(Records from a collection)
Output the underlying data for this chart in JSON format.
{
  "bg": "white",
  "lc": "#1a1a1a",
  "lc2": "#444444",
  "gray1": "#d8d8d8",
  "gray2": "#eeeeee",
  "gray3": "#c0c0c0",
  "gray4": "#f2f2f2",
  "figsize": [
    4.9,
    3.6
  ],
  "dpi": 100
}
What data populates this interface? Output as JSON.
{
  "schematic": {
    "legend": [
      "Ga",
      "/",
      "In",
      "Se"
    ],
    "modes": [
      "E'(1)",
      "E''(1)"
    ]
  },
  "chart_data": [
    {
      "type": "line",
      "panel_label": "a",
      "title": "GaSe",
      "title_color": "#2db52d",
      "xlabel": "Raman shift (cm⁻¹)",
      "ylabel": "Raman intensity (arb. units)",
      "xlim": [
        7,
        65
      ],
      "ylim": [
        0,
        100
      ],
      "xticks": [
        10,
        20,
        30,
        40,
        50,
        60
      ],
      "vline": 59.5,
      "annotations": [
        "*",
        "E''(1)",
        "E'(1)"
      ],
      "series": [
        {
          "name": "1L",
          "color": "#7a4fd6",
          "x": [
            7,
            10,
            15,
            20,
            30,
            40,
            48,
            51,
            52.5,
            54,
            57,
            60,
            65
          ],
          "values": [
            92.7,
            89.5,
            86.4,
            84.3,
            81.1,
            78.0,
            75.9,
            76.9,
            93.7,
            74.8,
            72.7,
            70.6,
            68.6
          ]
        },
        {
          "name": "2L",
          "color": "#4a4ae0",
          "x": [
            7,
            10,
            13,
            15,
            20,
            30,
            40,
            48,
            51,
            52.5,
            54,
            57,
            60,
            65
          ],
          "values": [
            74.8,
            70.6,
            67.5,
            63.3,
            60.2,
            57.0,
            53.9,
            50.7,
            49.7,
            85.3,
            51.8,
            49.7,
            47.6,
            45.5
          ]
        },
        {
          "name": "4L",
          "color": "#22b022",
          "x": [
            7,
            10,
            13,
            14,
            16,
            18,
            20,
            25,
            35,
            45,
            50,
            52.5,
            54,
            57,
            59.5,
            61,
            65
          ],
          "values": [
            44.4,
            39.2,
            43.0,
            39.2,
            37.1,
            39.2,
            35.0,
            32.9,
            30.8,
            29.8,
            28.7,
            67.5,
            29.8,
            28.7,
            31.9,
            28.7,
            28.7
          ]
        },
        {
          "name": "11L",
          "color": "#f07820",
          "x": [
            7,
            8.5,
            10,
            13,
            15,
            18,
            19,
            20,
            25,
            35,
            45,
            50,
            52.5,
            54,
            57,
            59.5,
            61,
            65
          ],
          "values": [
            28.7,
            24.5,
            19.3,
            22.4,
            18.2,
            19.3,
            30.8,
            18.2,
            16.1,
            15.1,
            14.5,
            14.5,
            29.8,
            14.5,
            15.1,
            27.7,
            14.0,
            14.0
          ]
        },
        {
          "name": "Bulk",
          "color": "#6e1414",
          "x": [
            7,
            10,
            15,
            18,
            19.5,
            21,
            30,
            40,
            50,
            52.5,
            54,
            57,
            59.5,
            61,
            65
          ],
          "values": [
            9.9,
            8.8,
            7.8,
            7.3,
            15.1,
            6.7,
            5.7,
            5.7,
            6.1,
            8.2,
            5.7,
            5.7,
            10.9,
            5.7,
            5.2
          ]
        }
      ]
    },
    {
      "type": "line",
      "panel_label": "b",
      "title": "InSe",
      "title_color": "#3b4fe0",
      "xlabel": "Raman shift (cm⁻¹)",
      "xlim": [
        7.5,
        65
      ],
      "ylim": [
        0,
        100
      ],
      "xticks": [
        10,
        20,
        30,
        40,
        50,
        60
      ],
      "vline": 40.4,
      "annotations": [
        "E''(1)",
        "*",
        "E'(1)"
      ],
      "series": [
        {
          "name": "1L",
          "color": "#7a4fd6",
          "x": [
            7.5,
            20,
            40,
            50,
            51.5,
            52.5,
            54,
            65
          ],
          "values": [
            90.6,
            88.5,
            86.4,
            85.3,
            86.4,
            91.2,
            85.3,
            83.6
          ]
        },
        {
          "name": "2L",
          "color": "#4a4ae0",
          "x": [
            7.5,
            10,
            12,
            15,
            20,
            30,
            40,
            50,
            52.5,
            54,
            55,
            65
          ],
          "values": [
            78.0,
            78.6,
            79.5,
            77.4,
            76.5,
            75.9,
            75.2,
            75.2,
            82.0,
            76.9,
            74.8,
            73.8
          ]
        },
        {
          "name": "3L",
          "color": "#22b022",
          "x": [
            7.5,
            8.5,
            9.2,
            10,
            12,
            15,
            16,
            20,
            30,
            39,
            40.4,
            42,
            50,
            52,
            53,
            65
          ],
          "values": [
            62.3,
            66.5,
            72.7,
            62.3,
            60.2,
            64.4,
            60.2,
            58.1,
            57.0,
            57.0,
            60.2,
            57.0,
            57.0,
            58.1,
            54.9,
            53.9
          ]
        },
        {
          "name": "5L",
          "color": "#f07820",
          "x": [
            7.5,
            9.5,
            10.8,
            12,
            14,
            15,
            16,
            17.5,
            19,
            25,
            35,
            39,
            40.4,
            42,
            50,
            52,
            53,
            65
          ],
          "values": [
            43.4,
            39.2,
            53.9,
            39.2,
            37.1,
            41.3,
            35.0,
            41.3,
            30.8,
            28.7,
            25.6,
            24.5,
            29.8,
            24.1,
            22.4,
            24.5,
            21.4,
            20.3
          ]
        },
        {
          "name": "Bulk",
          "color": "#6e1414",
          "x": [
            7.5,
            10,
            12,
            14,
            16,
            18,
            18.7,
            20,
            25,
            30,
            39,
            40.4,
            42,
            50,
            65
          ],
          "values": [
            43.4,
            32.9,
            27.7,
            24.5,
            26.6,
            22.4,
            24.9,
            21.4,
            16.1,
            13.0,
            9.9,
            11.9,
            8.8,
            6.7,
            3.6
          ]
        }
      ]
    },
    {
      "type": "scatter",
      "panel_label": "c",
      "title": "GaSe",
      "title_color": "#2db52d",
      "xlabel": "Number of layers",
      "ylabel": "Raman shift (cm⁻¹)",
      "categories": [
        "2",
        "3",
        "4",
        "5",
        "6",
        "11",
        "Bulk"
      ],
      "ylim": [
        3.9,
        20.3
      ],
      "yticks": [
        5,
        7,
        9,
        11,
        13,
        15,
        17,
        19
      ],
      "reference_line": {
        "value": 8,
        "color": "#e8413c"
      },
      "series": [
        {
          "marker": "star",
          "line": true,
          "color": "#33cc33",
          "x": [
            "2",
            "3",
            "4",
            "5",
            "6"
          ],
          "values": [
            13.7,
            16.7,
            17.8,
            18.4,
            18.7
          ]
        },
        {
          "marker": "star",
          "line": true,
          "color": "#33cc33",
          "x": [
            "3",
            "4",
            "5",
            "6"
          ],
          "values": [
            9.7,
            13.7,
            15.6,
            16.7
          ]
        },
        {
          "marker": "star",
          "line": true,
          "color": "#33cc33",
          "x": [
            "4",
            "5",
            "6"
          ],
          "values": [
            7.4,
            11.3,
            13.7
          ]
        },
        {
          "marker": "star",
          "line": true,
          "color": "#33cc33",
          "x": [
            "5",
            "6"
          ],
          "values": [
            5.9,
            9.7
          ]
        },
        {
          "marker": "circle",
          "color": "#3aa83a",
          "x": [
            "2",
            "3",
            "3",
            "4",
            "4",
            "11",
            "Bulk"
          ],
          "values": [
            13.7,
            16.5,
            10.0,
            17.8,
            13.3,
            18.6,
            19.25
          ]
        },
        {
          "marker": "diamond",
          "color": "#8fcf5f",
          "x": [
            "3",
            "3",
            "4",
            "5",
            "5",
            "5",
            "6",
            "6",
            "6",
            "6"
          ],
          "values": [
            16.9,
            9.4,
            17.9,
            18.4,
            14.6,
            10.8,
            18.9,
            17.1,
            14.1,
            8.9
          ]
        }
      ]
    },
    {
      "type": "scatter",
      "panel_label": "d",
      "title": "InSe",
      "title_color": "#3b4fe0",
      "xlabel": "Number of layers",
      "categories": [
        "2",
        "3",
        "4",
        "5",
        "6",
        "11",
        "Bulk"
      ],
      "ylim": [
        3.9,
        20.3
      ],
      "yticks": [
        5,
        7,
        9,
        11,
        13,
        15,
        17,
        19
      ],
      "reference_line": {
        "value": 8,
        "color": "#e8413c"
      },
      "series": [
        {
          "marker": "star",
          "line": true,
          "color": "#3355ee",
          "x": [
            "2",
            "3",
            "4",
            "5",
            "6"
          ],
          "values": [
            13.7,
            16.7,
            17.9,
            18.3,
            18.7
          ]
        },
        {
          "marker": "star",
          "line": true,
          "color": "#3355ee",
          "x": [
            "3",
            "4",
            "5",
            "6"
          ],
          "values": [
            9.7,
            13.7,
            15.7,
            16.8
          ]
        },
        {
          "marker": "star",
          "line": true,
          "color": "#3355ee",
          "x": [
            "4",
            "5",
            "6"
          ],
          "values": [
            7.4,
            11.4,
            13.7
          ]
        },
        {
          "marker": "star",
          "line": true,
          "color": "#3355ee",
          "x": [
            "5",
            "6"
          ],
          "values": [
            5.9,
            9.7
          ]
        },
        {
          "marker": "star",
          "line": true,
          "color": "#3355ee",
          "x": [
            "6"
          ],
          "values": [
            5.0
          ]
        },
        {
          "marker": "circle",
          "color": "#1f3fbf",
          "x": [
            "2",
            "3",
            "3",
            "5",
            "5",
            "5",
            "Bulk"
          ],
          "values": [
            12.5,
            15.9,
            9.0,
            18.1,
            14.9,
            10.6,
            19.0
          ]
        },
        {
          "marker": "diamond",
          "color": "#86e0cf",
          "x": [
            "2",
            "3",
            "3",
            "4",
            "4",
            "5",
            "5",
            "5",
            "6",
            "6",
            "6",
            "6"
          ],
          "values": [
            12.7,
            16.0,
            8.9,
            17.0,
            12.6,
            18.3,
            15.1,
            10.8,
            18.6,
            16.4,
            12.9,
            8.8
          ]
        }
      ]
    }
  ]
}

_AIM_. Copy all lines of the listing above that contain the string "Output".

_RESPONSE TO THIS TASK_.
Output the underlying data for this chart in JSON format.
What data populates this interface? Output as JSON.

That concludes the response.